WHAT IS EXPECTED:
Write out exactly the lines running from the one with "What text is on this page?" to the end of the data, including both of those lines and excluding pictures.

BEGIN

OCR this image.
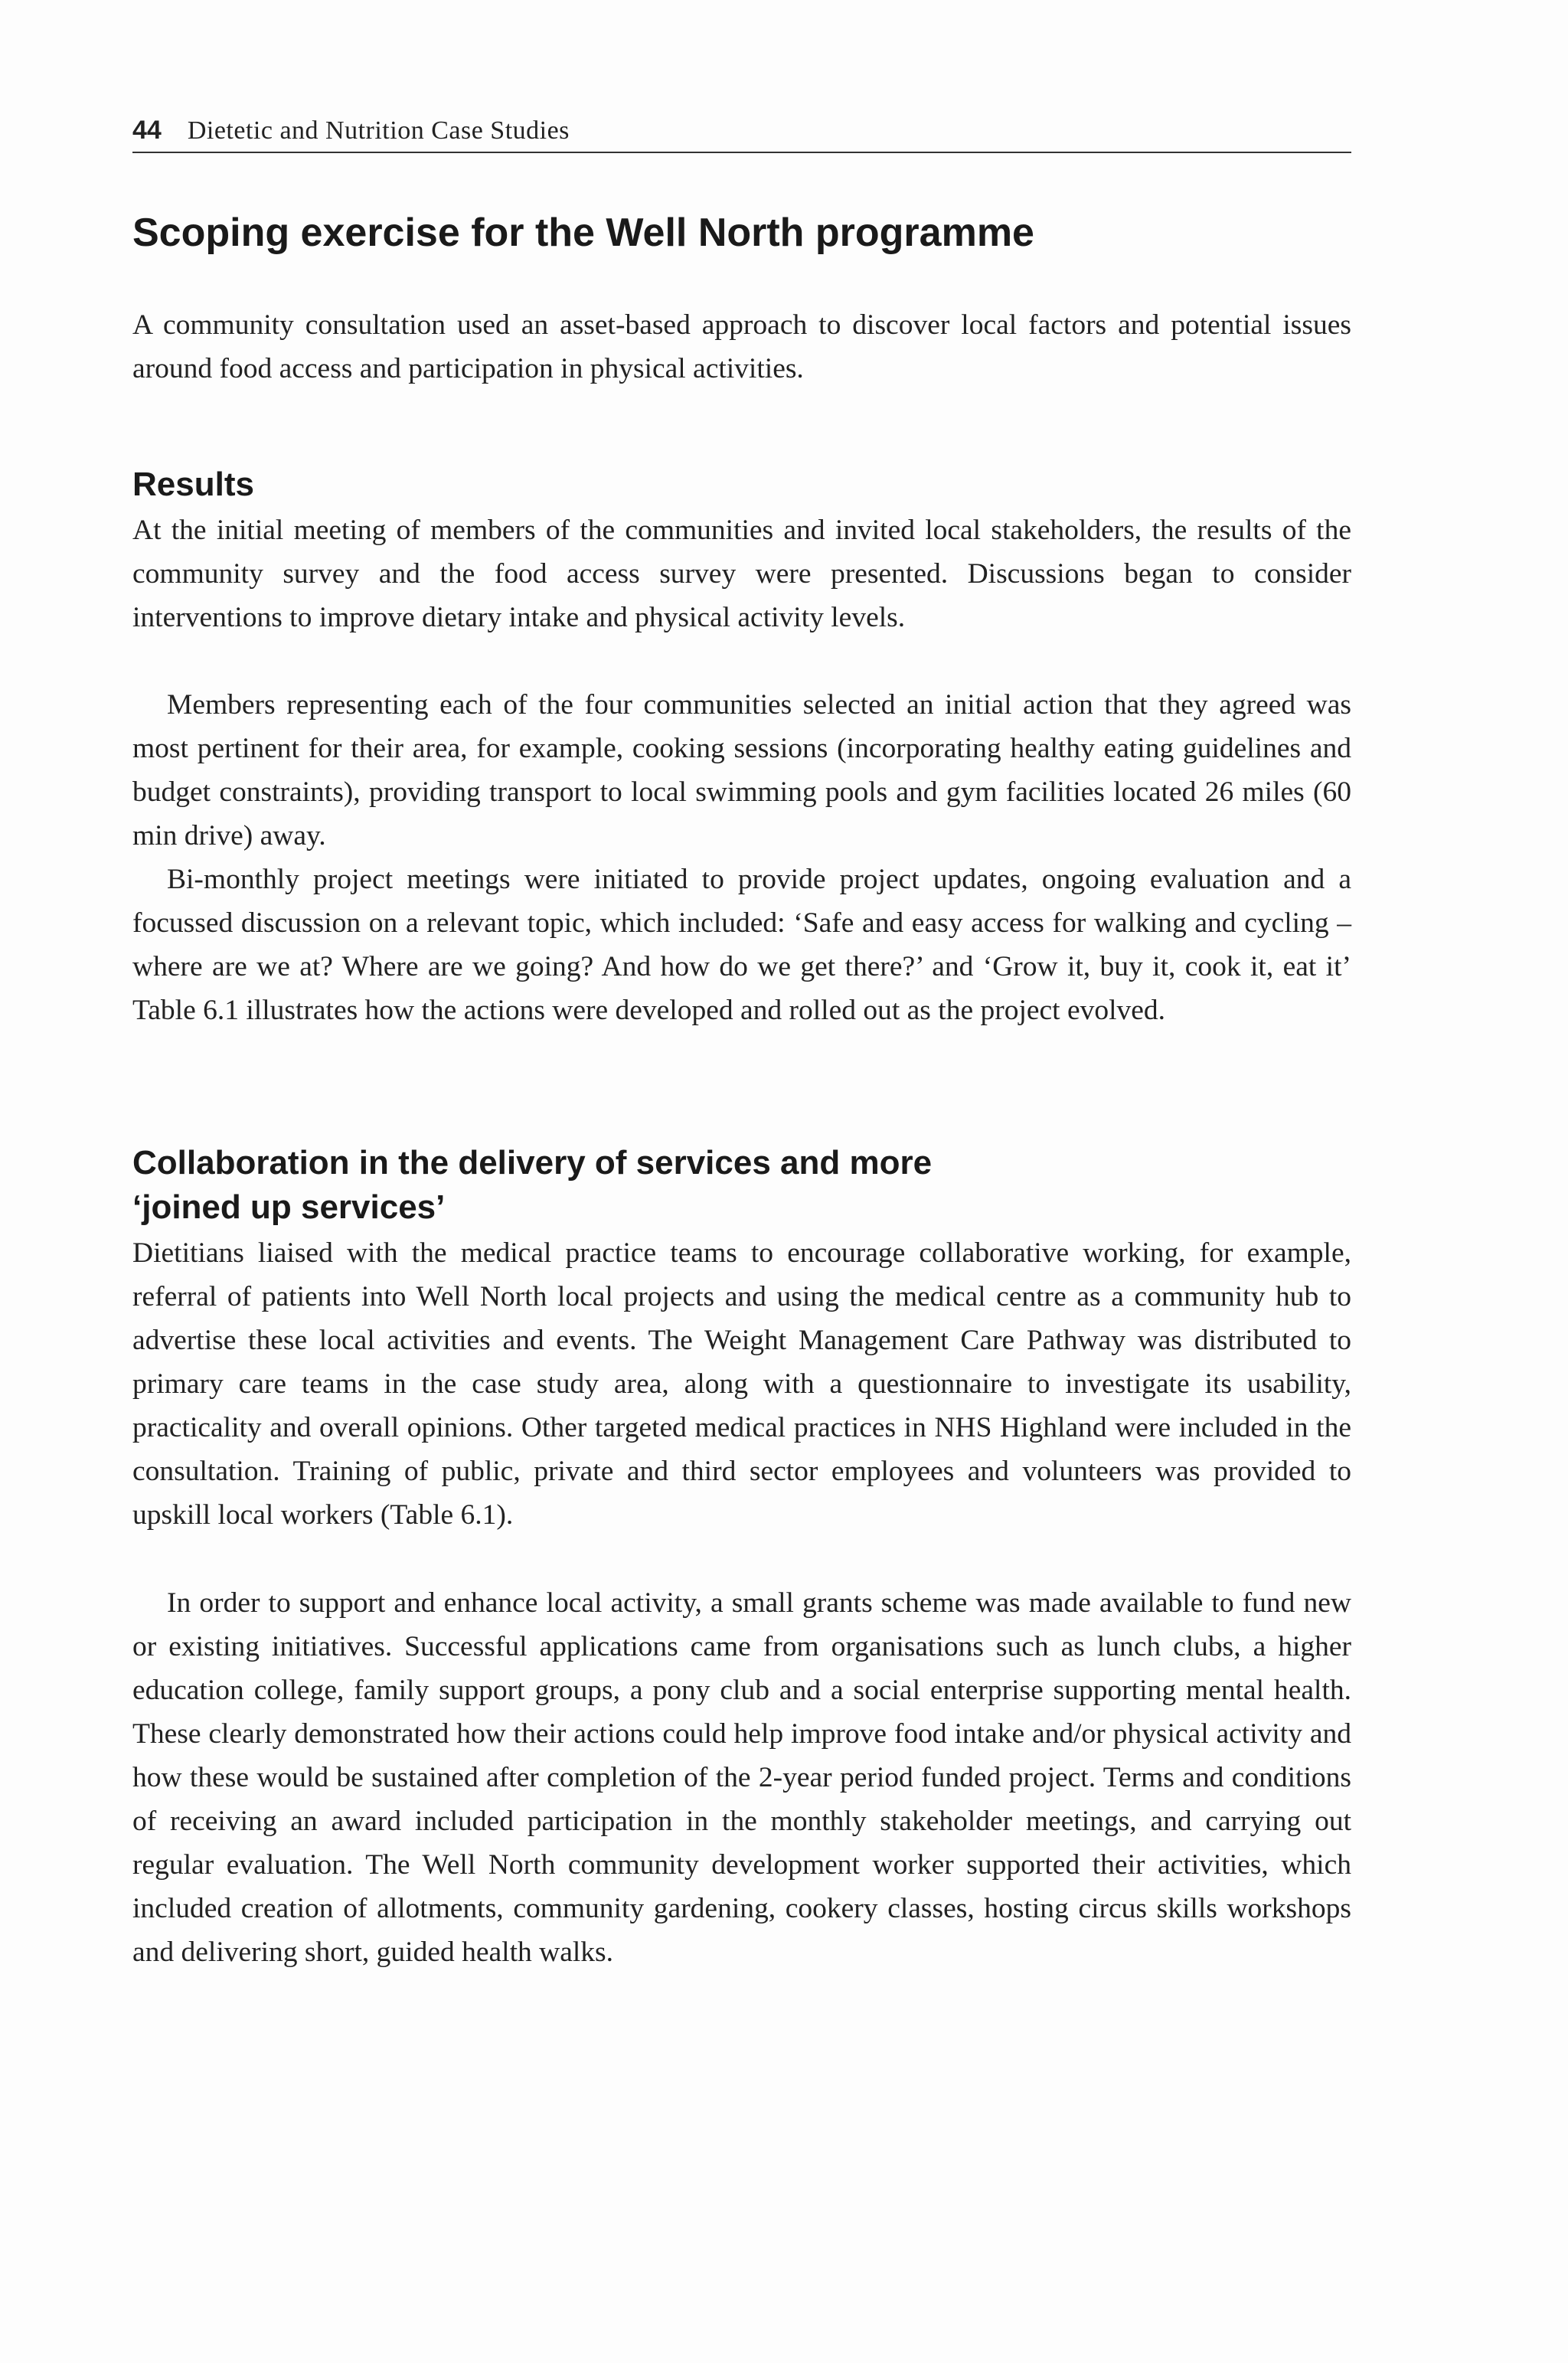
44 Dietetic and Nutrition Case Studies
Scoping exercise for the Well North programme

A community consultation used an asset-based approach to discover local factors and potential issues around food access and participation in physical activities.

Results

At the initial meeting of members of the communities and invited local stakeholders, the results of the community survey and the food access survey were presented. Discussions began to consider interventions to improve dietary intake and physical activity levels.

Members representing each of the four communities selected an initial action that they agreed was most pertinent for their area, for example, cooking sessions (incorporating healthy eating guidelines and budget constraints), providing transport to local swimming pools and gym facilities located 26 miles (60 min drive) away.

Bi-monthly project meetings were initiated to provide project updates, ongoing evaluation and a focussed discussion on a relevant topic, which included: ‘Safe and easy access for walking and cycling – where are we at? Where are we going? And how do we get there?’ and ‘Grow it, buy it, cook it, eat it’ Table 6.1 illustrates how the actions were developed and rolled out as the project evolved.

Collaboration in the delivery of services and more
‘joined up services’

Dietitians liaised with the medical practice teams to encourage collaborative working, for example, referral of patients into Well North local projects and using the medical centre as a community hub to advertise these local activities and events. The Weight Management Care Pathway was distributed to primary care teams in the case study area, along with a questionnaire to investigate its usability, practicality and overall opinions. Other targeted medical practices in NHS Highland were included in the consultation. Training of public, private and third sector employees and volunteers was provided to upskill local workers (Table 6.1).

In order to support and enhance local activity, a small grants scheme was made available to fund new or existing initiatives. Successful applications came from organisations such as lunch clubs, a higher education college, family support groups, a pony club and a social enterprise supporting mental health. These clearly demonstrated how their actions could help improve food intake and/or physical activity and how these would be sustained after completion of the 2-year period funded project. Terms and conditions of receiving an award included participation in the monthly stakeholder meetings, and carrying out regular evaluation. The Well North community development worker supported their activities, which included creation of allotments, community gardening, cookery classes, hosting circus skills workshops and delivering short, guided health walks.
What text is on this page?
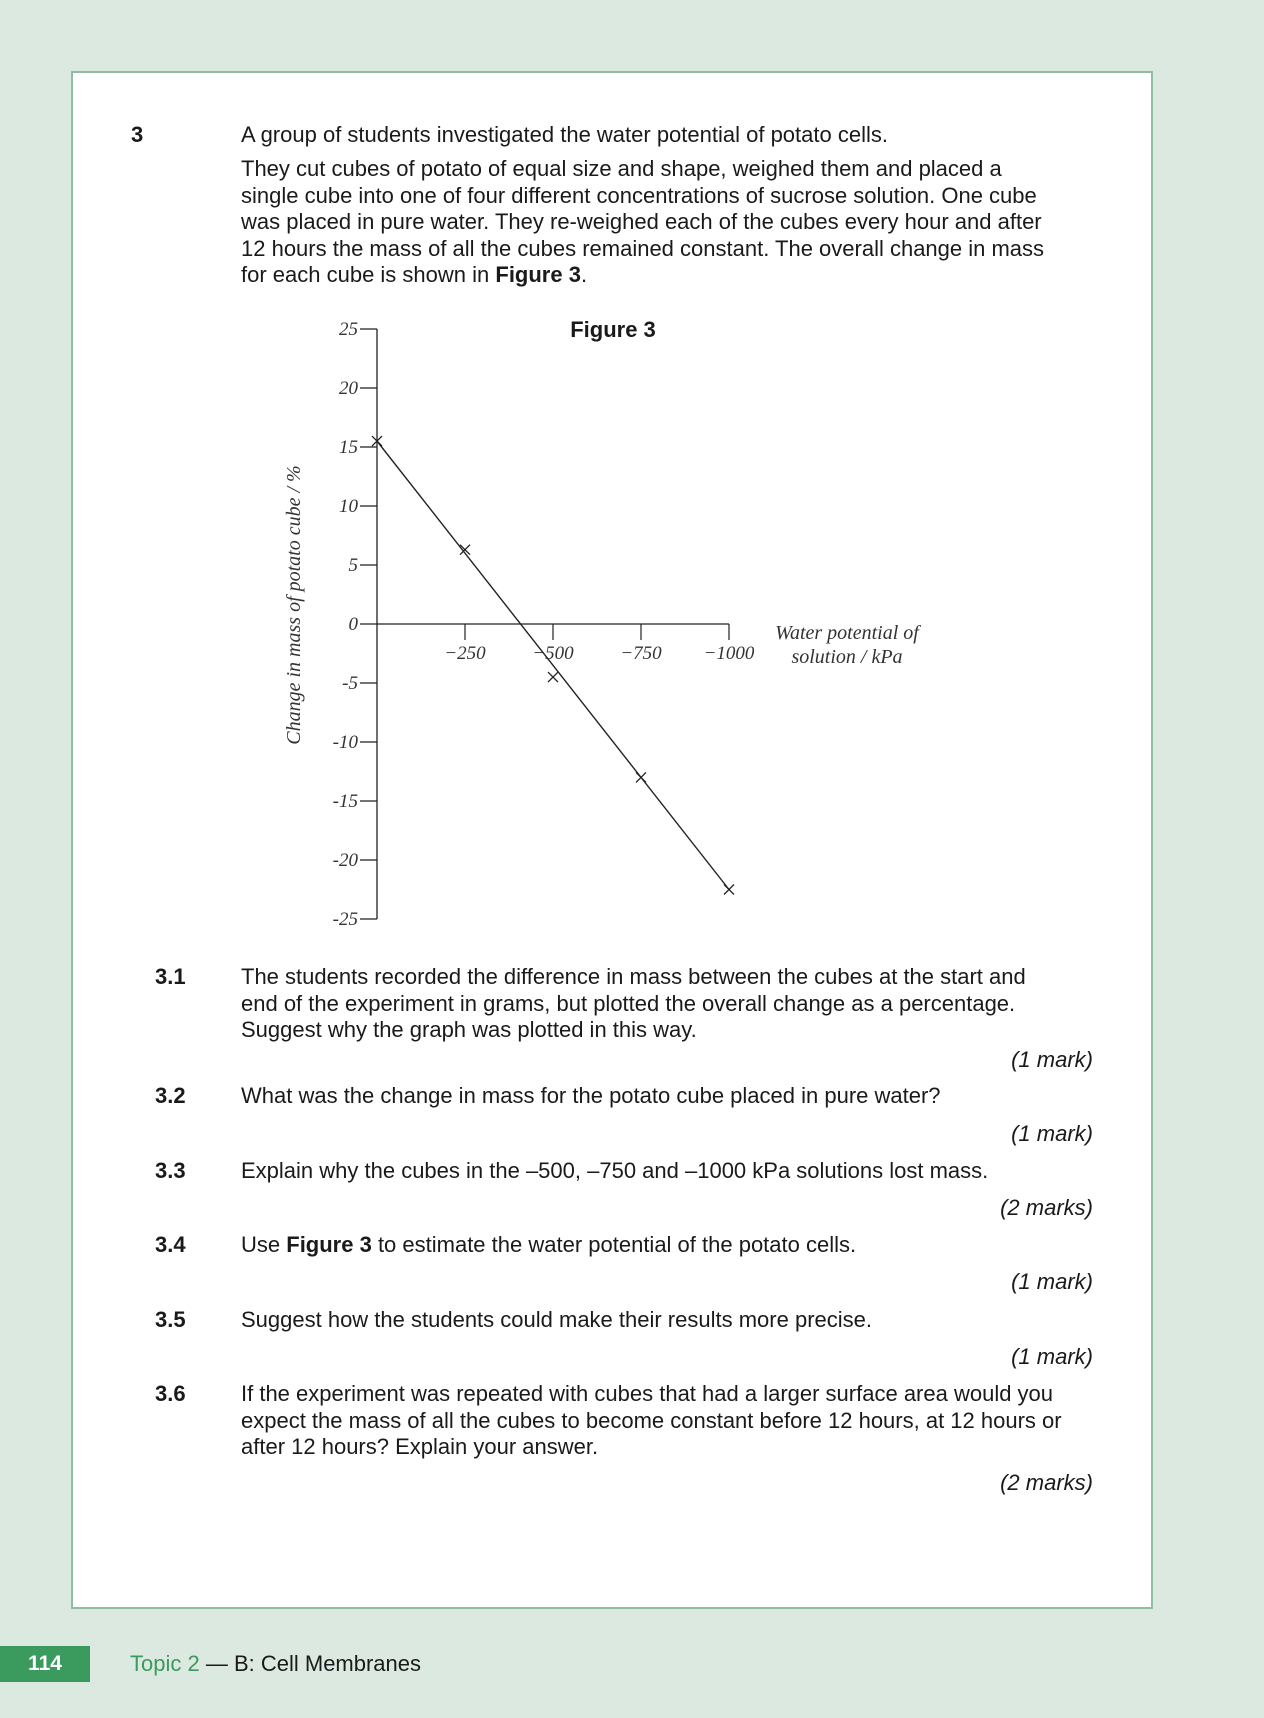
3	A group of students investigated the water potential of potato cells.
They cut cubes of potato of equal size and shape, weighed them and placed a
single cube into one of four different concentrations of sucrose solution. One cube
was placed in pure water. They re-weighed each of the cubes every hour and after
12 hours the mass of all the cubes remained constant. The overall change in mass
for each cube is shown in Figure 3.
Figure 3
Change in mass of potato cube / %	Water potential of
solution / kPa
25
20
15
10
5
0
-5
-10
-15
-20
-25
−250 −500 −750 −1000
3.1	The students recorded the difference in mass between the cubes at the start and
end of the experiment in grams, but plotted the overall change as a percentage.
Suggest why the graph was plotted in this way.
(1 mark)
3.2	What was the change in mass for the potato cube placed in pure water?
(1 mark)
3.3	Explain why the cubes in the –500, –750 and –1000 kPa solutions lost mass.
(2 marks)
3.4	Use Figure 3 to estimate the water potential of the potato cells.
(1 mark)
3.5	Suggest how the students could make their results more precise.
(1 mark)
3.6	If the experiment was repeated with cubes that had a larger surface area would you
expect the mass of all the cubes to become constant before 12 hours, at 12 hours or
after 12 hours? Explain your answer.
(2 marks)
114	Topic 2 — B: Cell Membranes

END

OUTPUT FOR THIS EXERCISE:
What text is on this page?
3	A group of students investigated the water potential of potato cells.
They cut cubes of potato of equal size and shape, weighed them and placed a
single cube into one of four different concentrations of sucrose solution. One cube
was placed in pure water. They re-weighed each of the cubes every hour and after
12 hours the mass of all the cubes remained constant. The overall change in mass
for each cube is shown in Figure 3.
Figure 3
Change in mass of potato cube / %	Water potential of
solution / kPa
25
20
15
10
5
0
-5
-10
-15
-20
-25
−250 −500 −750 −1000
3.1	The students recorded the difference in mass between the cubes at the start and
end of the experiment in grams, but plotted the overall change as a percentage.
Suggest why the graph was plotted in this way.
(1 mark)
3.2	What was the change in mass for the potato cube placed in pure water?
(1 mark)
3.3	Explain why the cubes in the –500, –750 and –1000 kPa solutions lost mass.
(2 marks)
3.4	Use Figure 3 to estimate the water potential of the potato cells.
(1 mark)
3.5	Suggest how the students could make their results more precise.
(1 mark)
3.6	If the experiment was repeated with cubes that had a larger surface area would you
expect the mass of all the cubes to become constant before 12 hours, at 12 hours or
after 12 hours? Explain your answer.
(2 marks)
114	Topic 2 — B: Cell Membranes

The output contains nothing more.